» **GIVEN RECORDS**
===============

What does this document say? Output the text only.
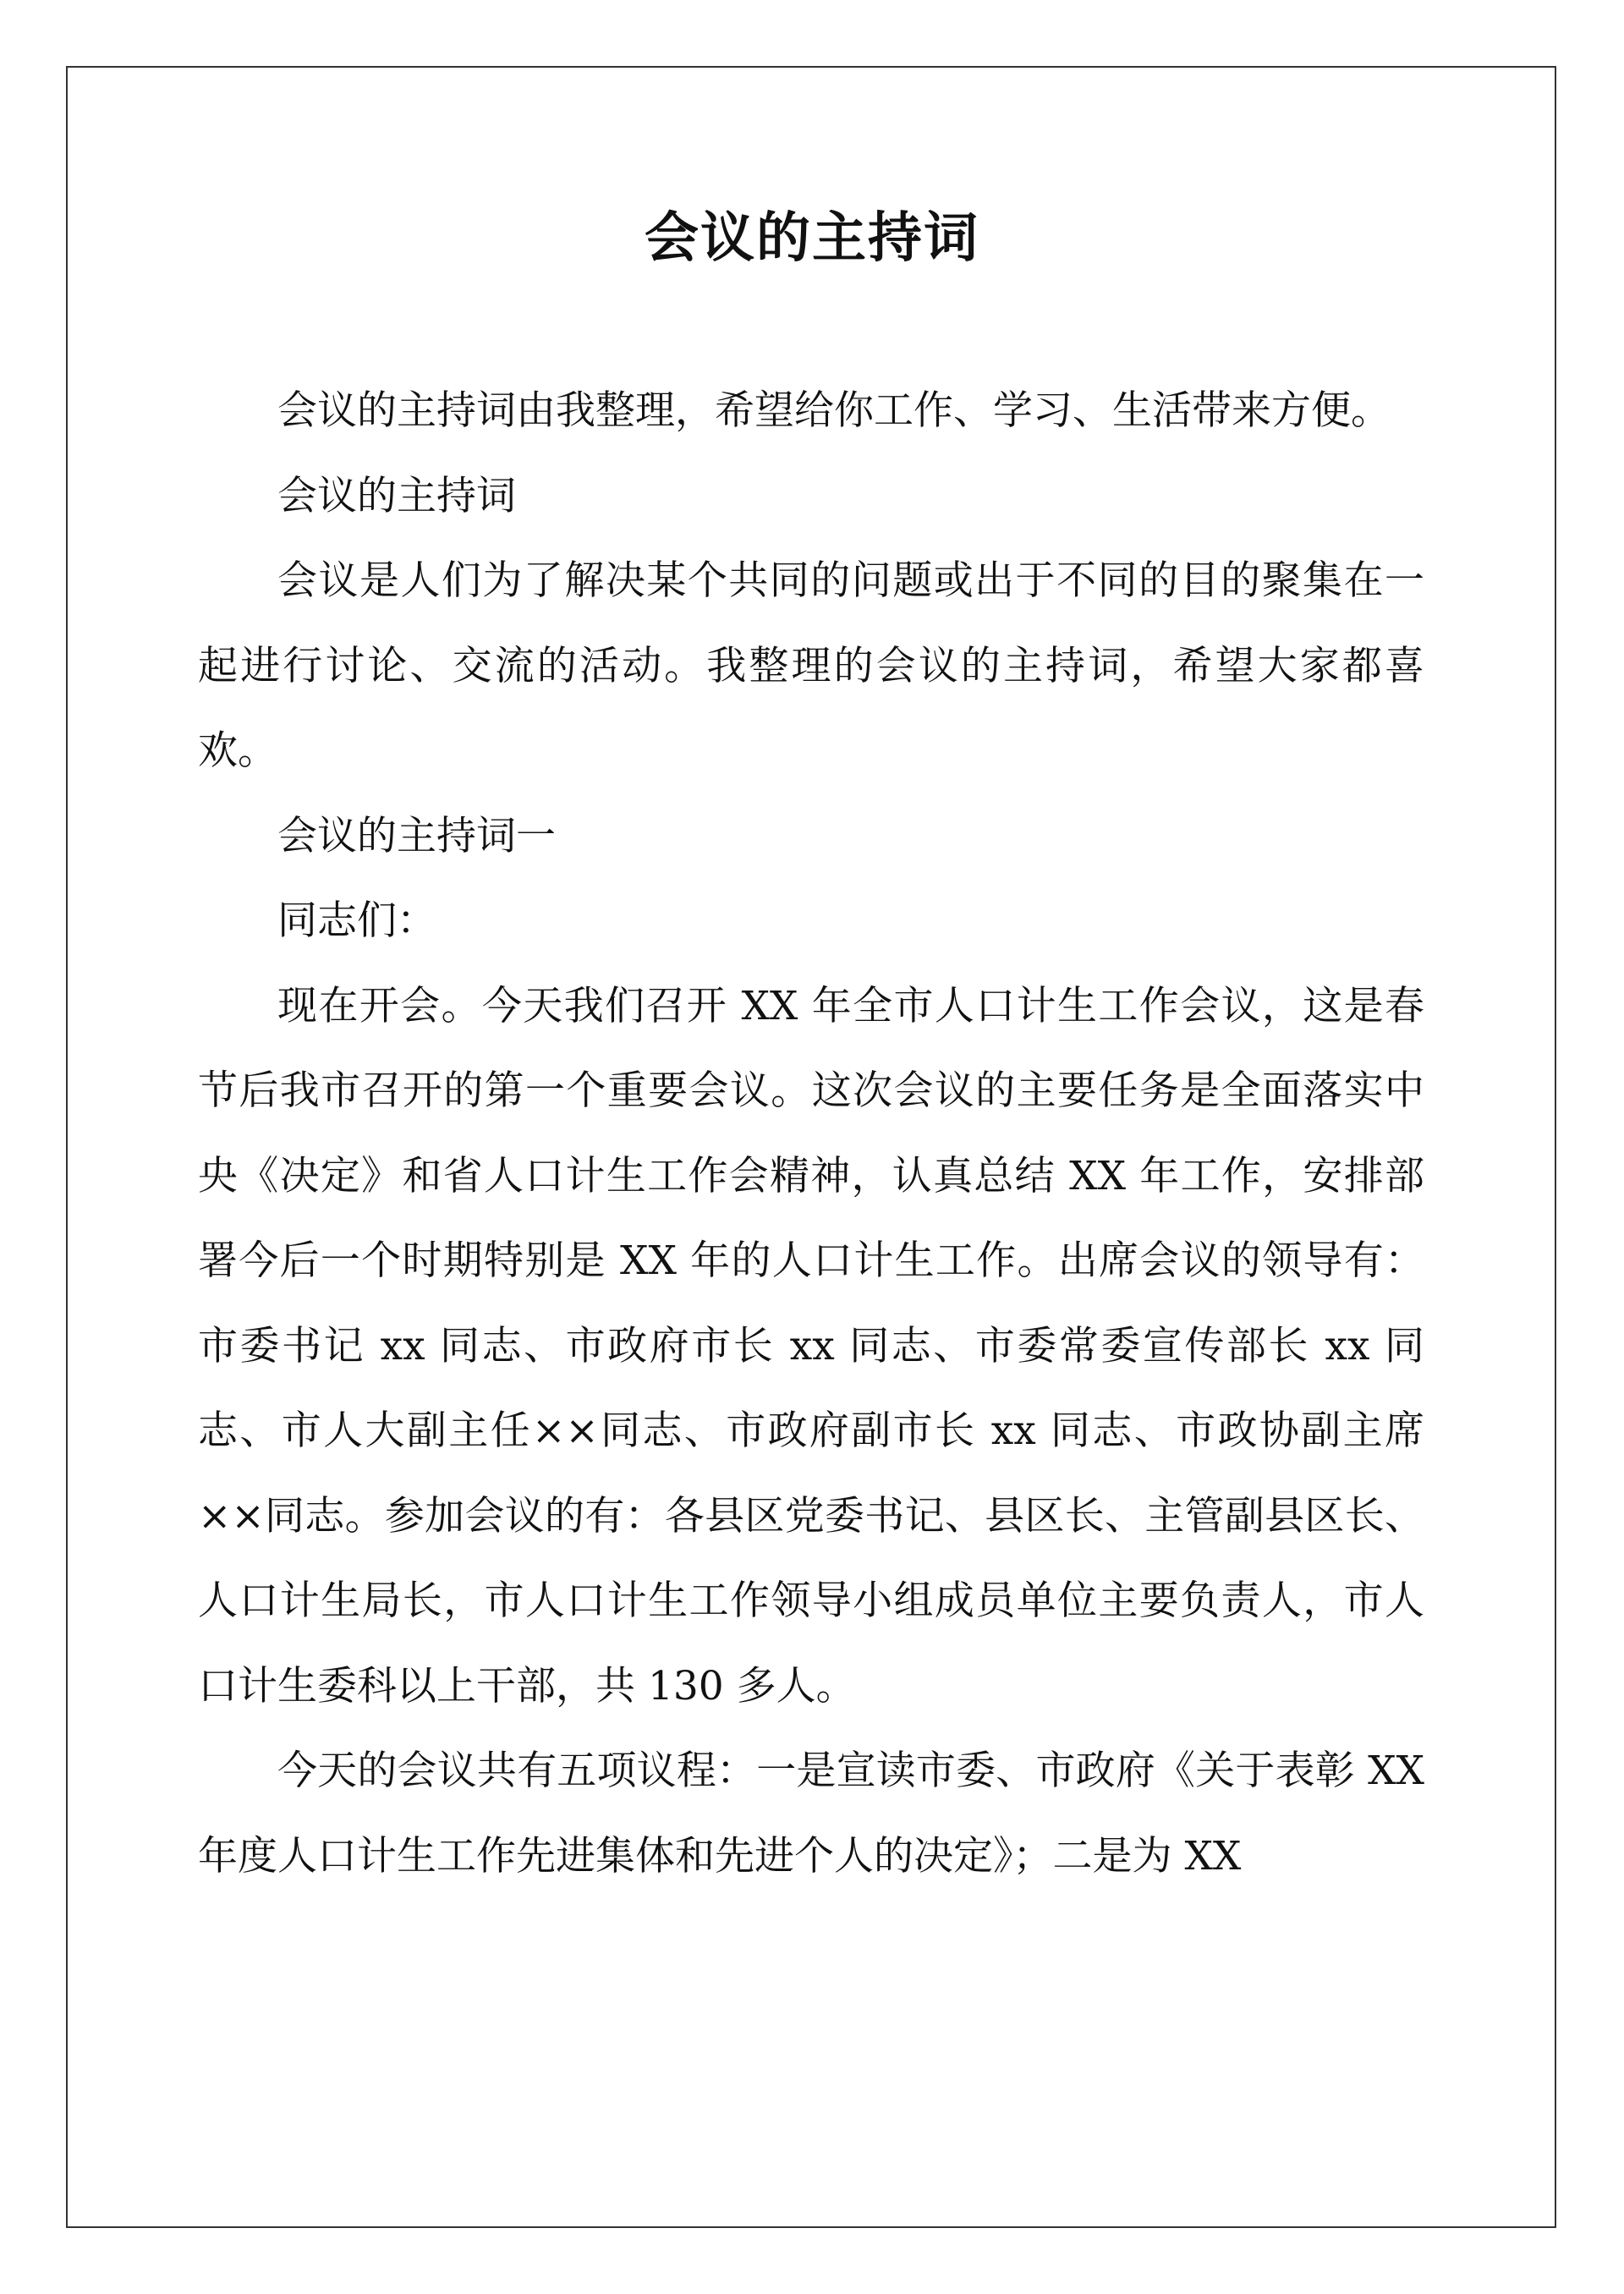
会议的主持词

会议的主持词由我整理，希望给你工作、学习、生活带来方便。

会议的主持词

会议是人们为了解决某个共同的问题或出于不同的目的聚集在一起进行讨论、交流的活动。我整理的会议的主持词，希望大家都喜欢。

会议的主持词一

同志们：

现在开会。今天我们召开 XX 年全市人口计生工作会议，这是春节后我市召开的第一个重要会议。这次会议的主要任务是全面落实中央《决定》和省人口计生工作会精神，认真总结 XX 年工作，安排部署今后一个时期特别是 XX 年的人口计生工作。出席会议的领导有：市委书记 xx 同志、市政府市长 xx 同志、市委常委宣传部长 xx 同志、市人大副主任××同志、市政府副市长 xx 同志、市政协副主席××同志。参加会议的有：各县区党委书记、县区长、主管副县区长、人口计生局长，市人口计生工作领导小组成员单位主要负责人，市人口计生委科以上干部，共 130 多人。

今天的会议共有五项议程：一是宣读市委、市政府《关于表彰 XX 年度人口计生工作先进集体和先进个人的决定》；二是为 XX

===============

» **SET TASK**
Transcribe every line from the records above without alteration, and leave out the images.

» **COMPLETED TASK**
What does this document say? Output the text only.
会议的主持词

会议的主持词由我整理，希望给你工作、学习、生活带来方便。

会议的主持词

会议是人们为了解决某个共同的问题或出于不同的目的聚集在一起进行讨论、交流的活动。我整理的会议的主持词，希望大家都喜欢。

会议的主持词一

同志们：

现在开会。今天我们召开 XX 年全市人口计生工作会议，这是春节后我市召开的第一个重要会议。这次会议的主要任务是全面落实中央《决定》和省人口计生工作会精神，认真总结 XX 年工作，安排部署今后一个时期特别是 XX 年的人口计生工作。出席会议的领导有：市委书记 xx 同志、市政府市长 xx 同志、市委常委宣传部长 xx 同志、市人大副主任××同志、市政府副市长 xx 同志、市政协副主席××同志。参加会议的有：各县区党委书记、县区长、主管副县区长、人口计生局长，市人口计生工作领导小组成员单位主要负责人，市人口计生委科以上干部，共 130 多人。

今天的会议共有五项议程：一是宣读市委、市政府《关于表彰 XX 年度人口计生工作先进集体和先进个人的决定》；二是为 XX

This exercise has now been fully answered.